Given instruction: Gather all lines from the material that contain "earnings".
--- begin Records to process ---
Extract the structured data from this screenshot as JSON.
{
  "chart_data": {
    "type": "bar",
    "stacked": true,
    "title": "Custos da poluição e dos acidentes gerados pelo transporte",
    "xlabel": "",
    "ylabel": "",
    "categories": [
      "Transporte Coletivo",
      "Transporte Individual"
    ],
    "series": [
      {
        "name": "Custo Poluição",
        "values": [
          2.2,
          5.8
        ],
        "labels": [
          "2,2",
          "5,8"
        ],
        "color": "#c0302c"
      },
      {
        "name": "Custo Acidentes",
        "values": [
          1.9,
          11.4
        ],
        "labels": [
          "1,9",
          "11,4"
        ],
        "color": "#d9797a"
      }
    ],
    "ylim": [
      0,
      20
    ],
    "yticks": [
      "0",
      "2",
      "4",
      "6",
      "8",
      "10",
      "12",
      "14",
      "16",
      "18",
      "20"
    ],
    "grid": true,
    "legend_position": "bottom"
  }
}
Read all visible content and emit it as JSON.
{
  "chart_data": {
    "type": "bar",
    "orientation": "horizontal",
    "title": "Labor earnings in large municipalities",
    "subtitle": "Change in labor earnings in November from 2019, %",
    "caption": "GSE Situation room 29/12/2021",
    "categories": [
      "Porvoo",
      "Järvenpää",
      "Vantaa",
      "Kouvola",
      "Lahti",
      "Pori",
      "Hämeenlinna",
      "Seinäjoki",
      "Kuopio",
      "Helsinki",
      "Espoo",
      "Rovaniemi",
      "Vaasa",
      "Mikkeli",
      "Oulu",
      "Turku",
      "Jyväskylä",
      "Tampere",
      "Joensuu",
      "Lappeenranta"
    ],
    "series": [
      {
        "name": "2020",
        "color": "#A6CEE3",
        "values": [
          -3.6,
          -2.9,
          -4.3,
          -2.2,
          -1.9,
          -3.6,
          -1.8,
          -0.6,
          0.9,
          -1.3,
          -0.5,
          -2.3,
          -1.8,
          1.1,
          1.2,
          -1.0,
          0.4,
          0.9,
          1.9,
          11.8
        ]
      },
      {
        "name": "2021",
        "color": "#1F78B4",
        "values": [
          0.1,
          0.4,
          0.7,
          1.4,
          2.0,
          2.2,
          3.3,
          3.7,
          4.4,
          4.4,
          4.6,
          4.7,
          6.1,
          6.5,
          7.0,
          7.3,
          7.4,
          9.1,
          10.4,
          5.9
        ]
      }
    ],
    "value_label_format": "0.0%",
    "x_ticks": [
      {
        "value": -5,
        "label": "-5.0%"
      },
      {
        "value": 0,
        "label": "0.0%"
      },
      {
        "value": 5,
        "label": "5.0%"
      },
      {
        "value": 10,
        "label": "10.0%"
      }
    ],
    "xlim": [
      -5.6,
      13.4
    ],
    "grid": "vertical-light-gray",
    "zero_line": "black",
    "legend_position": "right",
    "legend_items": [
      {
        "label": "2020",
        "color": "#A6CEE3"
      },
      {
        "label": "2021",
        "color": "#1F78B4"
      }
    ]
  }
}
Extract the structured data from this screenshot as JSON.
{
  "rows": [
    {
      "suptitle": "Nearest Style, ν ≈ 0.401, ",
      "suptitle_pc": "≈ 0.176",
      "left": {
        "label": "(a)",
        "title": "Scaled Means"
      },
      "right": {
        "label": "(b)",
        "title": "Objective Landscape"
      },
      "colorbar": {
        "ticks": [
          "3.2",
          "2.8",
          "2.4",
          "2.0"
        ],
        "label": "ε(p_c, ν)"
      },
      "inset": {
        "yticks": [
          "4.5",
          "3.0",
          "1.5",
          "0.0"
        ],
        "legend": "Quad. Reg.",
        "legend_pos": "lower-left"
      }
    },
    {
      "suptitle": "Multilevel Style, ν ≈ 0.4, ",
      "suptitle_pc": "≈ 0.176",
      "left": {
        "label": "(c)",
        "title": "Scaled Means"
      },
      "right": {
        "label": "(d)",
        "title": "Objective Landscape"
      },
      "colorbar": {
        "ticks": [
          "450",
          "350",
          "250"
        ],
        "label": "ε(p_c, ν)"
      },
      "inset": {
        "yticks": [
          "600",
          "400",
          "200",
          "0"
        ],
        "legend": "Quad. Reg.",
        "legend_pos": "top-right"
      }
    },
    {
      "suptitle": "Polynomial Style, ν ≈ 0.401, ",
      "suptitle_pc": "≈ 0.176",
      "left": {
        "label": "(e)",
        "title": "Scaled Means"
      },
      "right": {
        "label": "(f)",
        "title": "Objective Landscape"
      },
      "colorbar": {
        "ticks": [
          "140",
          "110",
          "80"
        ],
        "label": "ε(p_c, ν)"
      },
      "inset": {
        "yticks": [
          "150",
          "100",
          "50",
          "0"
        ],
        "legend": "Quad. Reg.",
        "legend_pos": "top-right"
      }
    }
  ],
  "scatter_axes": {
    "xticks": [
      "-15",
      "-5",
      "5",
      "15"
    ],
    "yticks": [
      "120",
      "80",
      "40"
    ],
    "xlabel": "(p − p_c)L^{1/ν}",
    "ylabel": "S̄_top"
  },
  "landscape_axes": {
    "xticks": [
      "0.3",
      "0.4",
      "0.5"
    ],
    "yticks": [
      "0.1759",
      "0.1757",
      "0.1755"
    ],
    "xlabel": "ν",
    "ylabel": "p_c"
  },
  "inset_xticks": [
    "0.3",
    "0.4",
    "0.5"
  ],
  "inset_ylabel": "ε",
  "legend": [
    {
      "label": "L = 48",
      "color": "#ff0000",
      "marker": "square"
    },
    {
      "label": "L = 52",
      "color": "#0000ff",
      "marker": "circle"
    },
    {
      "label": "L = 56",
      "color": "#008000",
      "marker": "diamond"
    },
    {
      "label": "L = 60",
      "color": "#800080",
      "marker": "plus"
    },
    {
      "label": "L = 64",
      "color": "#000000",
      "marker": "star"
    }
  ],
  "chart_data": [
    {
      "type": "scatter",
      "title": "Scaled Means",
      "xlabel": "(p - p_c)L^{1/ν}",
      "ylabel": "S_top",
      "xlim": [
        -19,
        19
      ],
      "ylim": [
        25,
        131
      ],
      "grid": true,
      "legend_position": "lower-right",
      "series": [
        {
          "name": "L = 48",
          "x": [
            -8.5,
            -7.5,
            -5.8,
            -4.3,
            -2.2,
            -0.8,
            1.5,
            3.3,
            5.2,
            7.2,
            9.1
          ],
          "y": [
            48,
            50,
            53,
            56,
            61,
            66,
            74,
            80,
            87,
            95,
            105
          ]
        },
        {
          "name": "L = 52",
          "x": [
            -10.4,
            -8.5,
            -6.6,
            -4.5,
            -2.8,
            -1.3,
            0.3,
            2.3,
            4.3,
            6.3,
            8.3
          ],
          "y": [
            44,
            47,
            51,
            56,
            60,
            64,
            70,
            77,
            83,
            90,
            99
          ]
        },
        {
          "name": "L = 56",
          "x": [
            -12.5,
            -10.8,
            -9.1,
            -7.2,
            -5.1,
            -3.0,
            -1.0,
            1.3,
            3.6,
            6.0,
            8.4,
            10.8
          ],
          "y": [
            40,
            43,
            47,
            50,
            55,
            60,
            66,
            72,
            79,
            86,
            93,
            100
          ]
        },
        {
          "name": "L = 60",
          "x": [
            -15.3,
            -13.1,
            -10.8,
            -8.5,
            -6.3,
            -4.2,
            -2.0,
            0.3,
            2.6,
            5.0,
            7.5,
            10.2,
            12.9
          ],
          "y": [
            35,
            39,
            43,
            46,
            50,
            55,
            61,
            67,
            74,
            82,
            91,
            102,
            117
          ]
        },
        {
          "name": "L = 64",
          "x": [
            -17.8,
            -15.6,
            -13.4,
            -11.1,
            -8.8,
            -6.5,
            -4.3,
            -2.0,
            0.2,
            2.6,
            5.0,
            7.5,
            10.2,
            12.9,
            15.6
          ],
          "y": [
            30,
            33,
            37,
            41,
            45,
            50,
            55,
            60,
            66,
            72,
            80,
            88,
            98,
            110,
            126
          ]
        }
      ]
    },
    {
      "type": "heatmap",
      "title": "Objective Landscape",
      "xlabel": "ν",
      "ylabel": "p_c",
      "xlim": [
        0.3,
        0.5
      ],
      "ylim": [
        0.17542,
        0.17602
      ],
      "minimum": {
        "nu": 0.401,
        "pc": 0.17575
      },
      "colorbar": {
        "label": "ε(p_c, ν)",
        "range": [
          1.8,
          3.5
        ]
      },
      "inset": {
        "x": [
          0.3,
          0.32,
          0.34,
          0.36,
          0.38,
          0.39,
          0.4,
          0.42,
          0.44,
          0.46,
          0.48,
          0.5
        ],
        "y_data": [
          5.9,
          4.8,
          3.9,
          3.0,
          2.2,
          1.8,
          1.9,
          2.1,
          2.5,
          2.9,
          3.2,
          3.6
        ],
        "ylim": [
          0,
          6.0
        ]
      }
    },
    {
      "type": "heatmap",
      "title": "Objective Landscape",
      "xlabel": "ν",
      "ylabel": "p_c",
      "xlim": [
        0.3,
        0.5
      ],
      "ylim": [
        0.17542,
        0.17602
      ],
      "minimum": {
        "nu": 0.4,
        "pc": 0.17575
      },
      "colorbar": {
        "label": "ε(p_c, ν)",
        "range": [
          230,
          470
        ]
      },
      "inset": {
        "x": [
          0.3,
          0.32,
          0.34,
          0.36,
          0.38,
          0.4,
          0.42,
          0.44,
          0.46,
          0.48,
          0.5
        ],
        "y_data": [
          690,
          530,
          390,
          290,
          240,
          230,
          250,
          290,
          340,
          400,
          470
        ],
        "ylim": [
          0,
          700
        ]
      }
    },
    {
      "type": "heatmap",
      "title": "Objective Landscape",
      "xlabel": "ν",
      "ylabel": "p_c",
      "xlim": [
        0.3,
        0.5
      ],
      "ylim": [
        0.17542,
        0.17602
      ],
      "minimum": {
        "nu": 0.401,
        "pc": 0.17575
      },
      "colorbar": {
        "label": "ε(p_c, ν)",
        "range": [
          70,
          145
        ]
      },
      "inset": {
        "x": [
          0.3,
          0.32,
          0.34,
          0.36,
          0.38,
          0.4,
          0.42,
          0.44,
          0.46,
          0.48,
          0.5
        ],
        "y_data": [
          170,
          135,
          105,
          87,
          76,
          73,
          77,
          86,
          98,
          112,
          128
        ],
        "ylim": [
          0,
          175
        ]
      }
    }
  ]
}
--- end Records to process ---
The completed task:
    "title": "Labor earnings in large municipalities",
    "subtitle": "Change in labor earnings in November from 2019, %",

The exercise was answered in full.